_Required task_
Search the data for the string "若最初有" and extract every line where it appears.

_Entries provided_
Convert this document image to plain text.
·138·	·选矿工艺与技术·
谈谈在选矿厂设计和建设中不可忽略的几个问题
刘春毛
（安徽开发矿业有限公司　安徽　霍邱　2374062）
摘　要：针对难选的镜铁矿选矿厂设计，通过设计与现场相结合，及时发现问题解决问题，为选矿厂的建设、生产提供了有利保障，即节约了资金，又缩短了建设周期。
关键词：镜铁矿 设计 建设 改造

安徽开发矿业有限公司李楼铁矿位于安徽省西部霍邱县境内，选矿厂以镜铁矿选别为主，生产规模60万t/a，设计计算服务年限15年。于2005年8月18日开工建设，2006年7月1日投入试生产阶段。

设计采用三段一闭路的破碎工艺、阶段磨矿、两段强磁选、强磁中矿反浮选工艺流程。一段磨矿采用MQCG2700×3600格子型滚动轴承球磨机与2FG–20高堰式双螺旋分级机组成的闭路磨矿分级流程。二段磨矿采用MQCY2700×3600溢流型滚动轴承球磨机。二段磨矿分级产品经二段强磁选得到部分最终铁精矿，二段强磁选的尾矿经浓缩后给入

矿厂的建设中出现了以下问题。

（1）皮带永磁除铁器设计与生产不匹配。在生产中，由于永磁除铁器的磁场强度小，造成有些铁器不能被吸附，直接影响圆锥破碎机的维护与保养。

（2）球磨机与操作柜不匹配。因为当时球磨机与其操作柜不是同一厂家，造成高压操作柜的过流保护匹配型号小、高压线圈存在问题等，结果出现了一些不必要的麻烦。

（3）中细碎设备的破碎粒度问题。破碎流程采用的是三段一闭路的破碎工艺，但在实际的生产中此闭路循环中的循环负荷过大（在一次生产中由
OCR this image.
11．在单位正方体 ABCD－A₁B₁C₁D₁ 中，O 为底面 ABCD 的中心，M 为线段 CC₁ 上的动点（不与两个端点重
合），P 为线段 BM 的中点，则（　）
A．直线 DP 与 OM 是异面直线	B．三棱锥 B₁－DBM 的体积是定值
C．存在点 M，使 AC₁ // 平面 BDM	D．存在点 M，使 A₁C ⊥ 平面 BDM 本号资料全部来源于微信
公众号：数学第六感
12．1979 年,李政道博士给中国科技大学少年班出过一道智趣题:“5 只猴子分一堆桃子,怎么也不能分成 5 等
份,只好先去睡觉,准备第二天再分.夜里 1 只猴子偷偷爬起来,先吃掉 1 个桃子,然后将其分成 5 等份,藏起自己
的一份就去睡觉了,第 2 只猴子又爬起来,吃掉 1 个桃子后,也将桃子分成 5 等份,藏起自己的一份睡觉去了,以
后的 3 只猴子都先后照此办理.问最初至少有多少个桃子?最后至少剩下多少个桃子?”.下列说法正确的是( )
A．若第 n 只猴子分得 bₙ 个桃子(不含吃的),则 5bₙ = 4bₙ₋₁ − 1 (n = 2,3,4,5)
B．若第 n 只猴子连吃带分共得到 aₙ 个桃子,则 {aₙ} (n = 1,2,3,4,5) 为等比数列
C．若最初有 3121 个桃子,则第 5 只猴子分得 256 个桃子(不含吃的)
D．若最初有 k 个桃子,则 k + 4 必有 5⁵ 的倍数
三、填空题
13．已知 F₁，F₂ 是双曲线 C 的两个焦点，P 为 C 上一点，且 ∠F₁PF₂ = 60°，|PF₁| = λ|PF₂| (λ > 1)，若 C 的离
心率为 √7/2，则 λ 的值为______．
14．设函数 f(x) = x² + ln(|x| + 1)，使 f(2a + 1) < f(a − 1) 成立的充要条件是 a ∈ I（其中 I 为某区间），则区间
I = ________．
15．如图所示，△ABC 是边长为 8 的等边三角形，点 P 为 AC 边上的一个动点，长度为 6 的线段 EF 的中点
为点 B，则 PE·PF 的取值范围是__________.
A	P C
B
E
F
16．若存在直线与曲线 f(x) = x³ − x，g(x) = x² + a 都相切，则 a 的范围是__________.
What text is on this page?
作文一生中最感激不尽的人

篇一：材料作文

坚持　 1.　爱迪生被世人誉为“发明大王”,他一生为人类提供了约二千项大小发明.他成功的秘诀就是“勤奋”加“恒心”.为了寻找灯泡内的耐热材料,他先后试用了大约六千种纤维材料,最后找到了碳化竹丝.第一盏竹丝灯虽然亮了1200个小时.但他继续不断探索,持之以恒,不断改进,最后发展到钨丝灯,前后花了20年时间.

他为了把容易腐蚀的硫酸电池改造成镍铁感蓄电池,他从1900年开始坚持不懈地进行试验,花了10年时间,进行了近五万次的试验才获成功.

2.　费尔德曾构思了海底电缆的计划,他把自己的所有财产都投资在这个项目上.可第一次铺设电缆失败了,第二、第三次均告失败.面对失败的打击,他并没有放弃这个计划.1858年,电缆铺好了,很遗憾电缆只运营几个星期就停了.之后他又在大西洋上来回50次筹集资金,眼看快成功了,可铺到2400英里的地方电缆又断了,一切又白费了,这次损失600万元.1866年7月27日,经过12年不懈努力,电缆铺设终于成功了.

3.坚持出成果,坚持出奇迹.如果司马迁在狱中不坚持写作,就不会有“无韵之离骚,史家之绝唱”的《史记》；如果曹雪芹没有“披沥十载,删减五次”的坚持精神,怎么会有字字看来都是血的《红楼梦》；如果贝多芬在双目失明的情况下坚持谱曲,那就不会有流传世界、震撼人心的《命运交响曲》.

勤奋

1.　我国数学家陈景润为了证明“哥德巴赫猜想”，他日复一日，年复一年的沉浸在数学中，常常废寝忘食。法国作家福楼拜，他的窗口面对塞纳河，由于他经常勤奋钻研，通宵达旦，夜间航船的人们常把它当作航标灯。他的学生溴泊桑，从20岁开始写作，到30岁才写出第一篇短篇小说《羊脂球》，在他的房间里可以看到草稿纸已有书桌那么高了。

_Finished exercise_
C．若最初有 3121 个桃子,则第 5 只猴子分得 256 个桃子(不含吃的)
D．若最初有 k 个桃子,则 k + 4 必有 5⁵ 的倍数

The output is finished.